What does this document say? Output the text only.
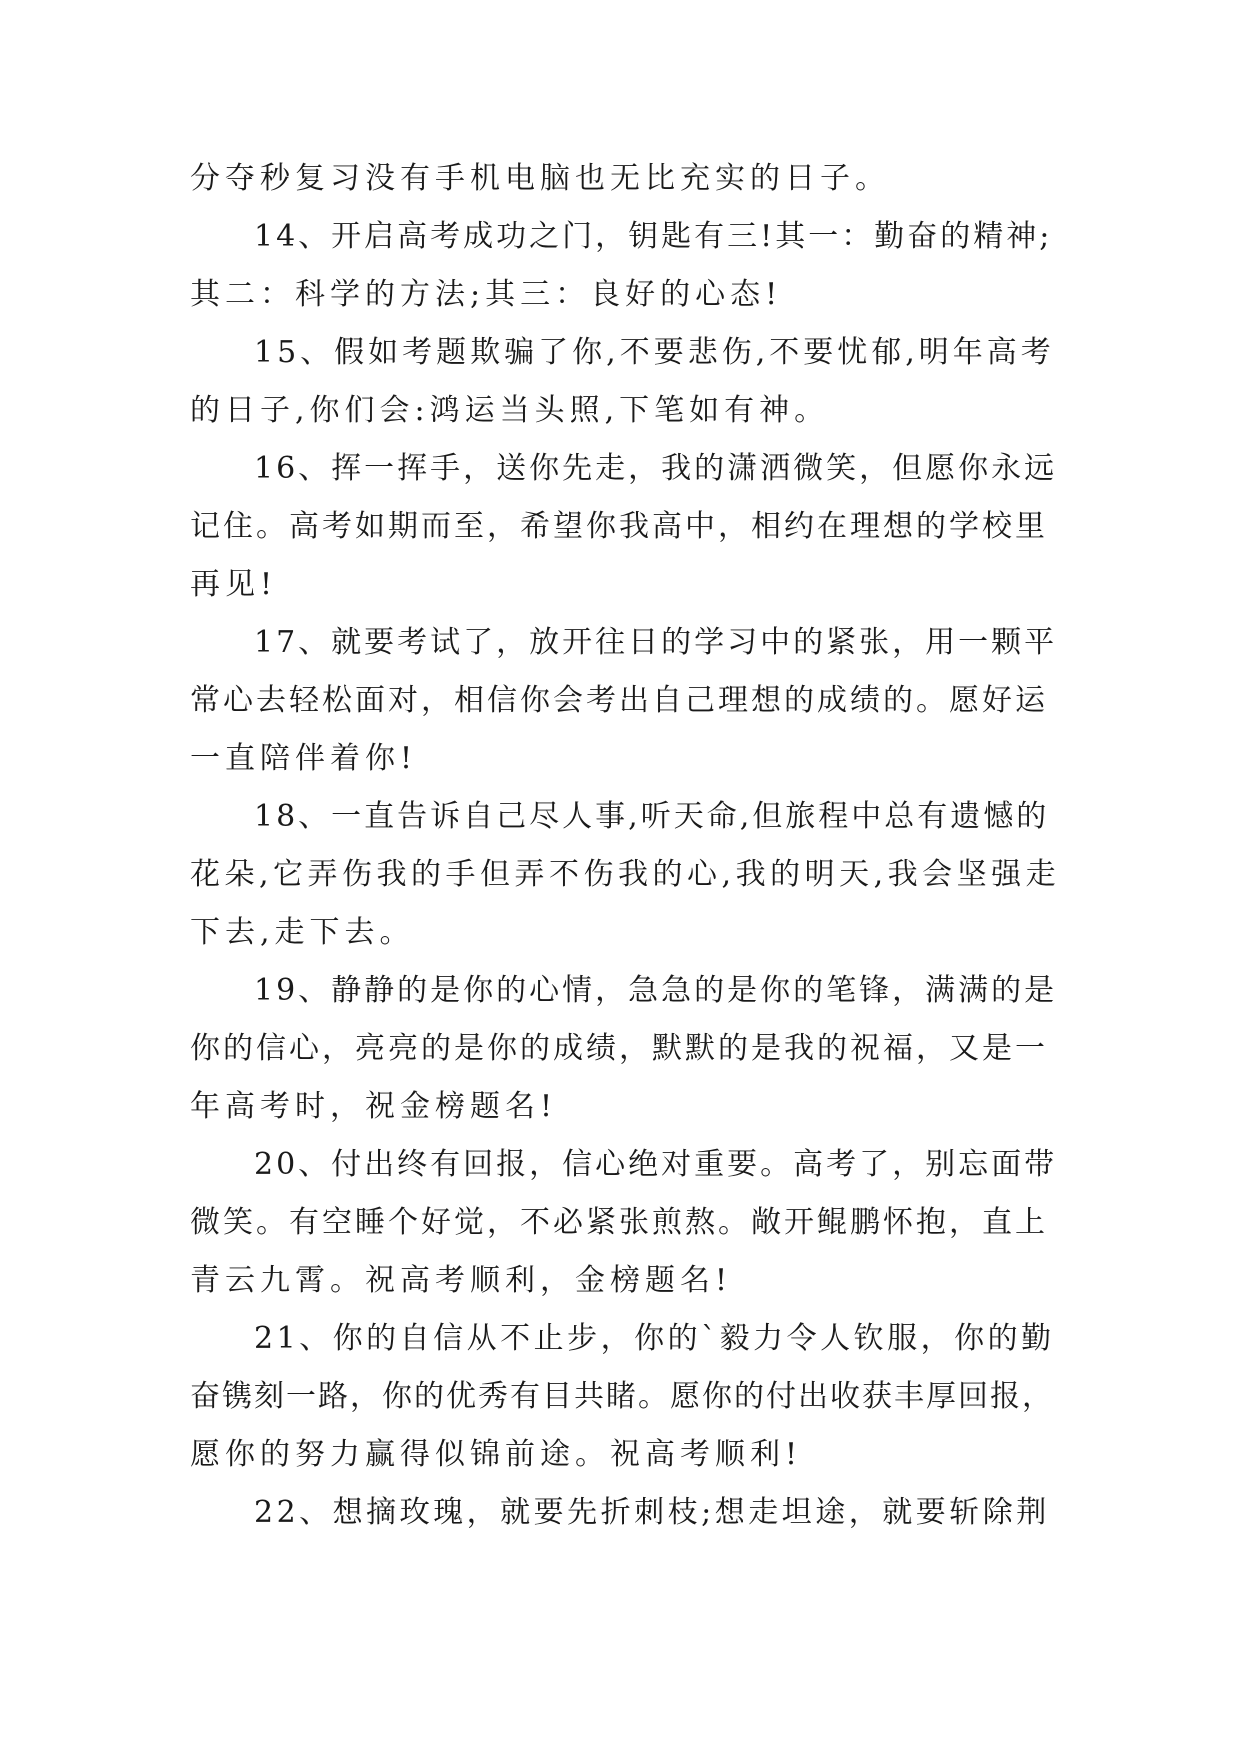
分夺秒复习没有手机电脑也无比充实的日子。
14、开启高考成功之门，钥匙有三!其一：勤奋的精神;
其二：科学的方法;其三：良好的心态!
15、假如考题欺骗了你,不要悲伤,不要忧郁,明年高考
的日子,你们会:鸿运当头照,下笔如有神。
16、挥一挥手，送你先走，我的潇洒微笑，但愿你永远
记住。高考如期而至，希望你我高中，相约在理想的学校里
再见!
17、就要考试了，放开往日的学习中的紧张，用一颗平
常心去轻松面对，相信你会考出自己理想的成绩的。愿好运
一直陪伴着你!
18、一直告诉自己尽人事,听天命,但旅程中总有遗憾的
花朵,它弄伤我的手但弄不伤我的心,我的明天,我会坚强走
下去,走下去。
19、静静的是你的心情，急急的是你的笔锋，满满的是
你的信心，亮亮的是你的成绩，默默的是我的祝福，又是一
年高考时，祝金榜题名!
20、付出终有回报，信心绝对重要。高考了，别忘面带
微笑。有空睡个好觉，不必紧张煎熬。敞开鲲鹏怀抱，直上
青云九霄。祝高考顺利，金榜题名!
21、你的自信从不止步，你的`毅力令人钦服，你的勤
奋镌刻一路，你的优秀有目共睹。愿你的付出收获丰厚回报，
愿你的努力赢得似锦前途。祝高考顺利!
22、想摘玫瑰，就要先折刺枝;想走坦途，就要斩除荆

_ _ _ _

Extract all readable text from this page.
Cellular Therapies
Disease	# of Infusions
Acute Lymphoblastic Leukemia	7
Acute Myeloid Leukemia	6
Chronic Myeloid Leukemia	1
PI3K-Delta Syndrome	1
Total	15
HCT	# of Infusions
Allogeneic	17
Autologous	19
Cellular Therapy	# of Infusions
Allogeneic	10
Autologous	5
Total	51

_ _ _ _

WORK REQUIRED: Give the number of lines in the listing above that hold the string "Acute", with nothing else.

THE OUTPUT: 2